**Task input:**
◇ ◇ ◇ ◇

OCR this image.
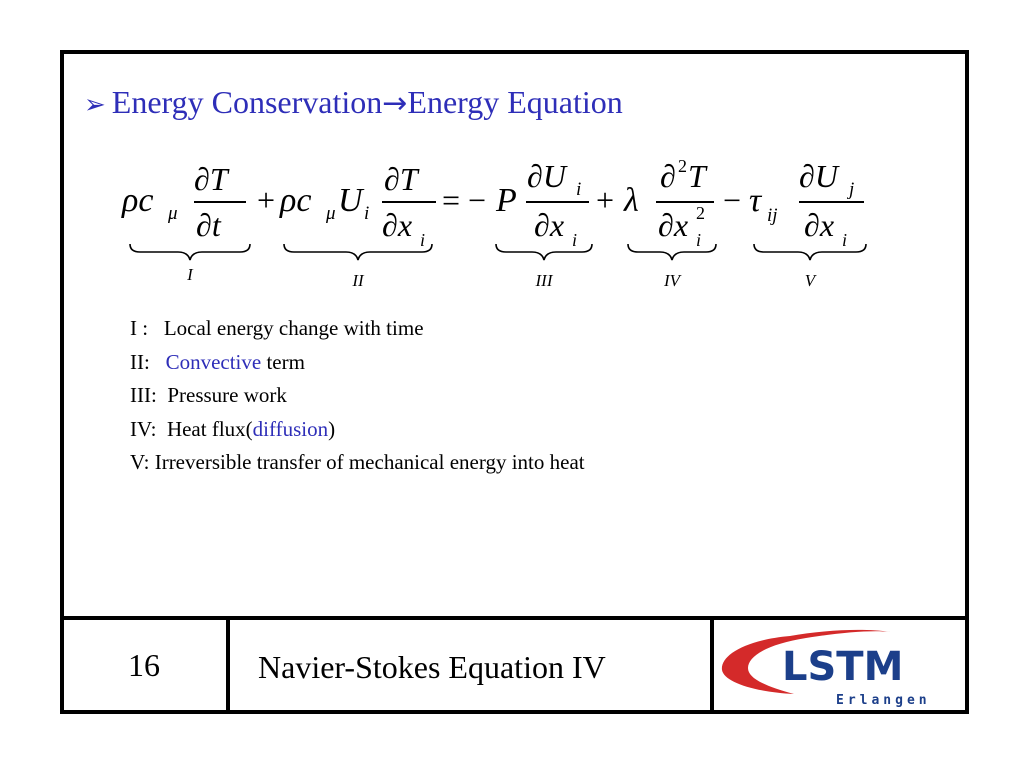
➢ Energy Conservation→Energy Equation
ρc μ
∂T
∂t
+ ρc μ U i
∂T
∂x i
= − P
∂U i
∂x i
+ λ
∂ 2 T
∂x 2
i
− τ ij
∂U j
∂x i
I	II	III	IV	V
I : Local energy change with time
II: Convective term
III: Pressure work
IV: Heat flux(diffusion)
V: Irreversible transfer of mechanical energy into heat
16	Navier-Stokes Equation IV	LSTM
Erlangen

◇ ◇ ◇ ◇

**Exercise requirements:** Identify and copy lines that hold the string "Equation".

**Answer for the task:**
➢ Energy Conservation→Energy Equation
16	Navier-Stokes Equation IV	LSTM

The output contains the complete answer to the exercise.